_TASK DETAILS:_ Report each line of the data below that contains the word "Nevada", copying every such line in full.

_INPUT RECORDS:_
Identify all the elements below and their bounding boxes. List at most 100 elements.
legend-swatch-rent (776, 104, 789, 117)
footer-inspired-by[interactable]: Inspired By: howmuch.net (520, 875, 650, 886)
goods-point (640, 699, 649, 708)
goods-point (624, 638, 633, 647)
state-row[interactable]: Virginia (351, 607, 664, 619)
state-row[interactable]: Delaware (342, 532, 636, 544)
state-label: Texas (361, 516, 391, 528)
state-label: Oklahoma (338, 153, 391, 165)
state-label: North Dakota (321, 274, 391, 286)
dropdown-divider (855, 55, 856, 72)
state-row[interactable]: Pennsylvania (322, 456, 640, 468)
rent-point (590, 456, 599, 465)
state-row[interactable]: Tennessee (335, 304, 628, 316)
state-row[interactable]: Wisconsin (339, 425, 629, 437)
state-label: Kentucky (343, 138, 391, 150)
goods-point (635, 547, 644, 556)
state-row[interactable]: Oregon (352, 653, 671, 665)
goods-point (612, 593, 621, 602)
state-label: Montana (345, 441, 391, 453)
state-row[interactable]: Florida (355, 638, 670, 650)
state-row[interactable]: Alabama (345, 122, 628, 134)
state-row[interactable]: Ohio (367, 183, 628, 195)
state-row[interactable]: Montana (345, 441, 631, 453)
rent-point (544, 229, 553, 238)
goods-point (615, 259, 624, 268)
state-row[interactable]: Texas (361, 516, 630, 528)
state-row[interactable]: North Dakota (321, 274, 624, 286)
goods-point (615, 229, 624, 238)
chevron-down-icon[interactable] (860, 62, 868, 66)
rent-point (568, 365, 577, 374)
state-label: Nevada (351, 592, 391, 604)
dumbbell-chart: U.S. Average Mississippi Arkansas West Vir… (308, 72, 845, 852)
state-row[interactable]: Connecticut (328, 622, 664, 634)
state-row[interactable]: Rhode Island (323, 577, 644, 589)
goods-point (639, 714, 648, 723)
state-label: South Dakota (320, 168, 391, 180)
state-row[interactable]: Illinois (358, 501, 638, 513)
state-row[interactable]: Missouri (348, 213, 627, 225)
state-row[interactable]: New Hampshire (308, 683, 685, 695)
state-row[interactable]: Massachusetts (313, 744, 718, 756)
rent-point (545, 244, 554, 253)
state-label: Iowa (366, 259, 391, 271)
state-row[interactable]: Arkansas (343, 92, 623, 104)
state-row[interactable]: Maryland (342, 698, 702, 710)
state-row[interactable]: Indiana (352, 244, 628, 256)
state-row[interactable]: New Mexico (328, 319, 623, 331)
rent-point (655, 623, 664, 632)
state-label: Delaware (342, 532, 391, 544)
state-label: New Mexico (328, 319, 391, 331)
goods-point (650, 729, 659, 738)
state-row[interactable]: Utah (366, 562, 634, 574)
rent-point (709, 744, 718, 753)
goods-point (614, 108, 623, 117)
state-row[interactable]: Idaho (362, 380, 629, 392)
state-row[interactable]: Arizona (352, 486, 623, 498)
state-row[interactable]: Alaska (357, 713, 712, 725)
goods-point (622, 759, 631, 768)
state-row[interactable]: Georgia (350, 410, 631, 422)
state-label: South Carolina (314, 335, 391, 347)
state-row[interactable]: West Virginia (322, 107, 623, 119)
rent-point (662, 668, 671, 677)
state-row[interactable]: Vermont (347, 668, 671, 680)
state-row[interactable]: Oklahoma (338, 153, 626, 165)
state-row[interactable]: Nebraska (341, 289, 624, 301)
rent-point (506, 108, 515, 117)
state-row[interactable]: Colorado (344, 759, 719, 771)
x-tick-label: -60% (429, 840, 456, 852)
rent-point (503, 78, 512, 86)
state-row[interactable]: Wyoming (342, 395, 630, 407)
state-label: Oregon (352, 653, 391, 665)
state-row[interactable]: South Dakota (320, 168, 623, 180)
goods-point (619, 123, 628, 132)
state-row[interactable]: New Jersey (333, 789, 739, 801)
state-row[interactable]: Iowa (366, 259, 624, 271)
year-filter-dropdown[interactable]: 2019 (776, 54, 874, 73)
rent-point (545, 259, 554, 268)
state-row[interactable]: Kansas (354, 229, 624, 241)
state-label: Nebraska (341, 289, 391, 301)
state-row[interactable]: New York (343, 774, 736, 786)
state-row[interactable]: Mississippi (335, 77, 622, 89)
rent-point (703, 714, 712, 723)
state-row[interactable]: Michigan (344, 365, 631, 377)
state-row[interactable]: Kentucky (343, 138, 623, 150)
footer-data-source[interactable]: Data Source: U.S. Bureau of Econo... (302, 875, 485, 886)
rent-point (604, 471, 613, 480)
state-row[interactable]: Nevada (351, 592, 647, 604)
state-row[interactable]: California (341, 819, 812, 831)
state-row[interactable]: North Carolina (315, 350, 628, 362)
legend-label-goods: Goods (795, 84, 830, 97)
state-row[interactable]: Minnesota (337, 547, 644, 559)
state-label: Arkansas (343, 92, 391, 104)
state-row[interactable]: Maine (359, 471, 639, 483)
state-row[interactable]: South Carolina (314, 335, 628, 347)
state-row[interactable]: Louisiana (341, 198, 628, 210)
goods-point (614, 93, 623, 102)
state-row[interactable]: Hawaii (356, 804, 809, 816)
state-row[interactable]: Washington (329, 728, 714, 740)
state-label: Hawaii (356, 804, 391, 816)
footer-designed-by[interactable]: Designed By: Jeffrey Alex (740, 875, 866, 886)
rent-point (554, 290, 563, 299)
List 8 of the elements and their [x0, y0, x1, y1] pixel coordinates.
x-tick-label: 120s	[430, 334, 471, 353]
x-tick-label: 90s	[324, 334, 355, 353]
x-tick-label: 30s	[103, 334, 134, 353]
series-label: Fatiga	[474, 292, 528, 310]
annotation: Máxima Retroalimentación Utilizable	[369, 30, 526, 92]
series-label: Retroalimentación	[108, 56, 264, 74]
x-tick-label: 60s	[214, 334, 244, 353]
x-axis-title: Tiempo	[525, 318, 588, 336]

_EXERCISE ANSWER:_
state-label: Nevada (351, 592, 391, 604)
state-row[interactable]: Nevada (351, 592, 647, 604)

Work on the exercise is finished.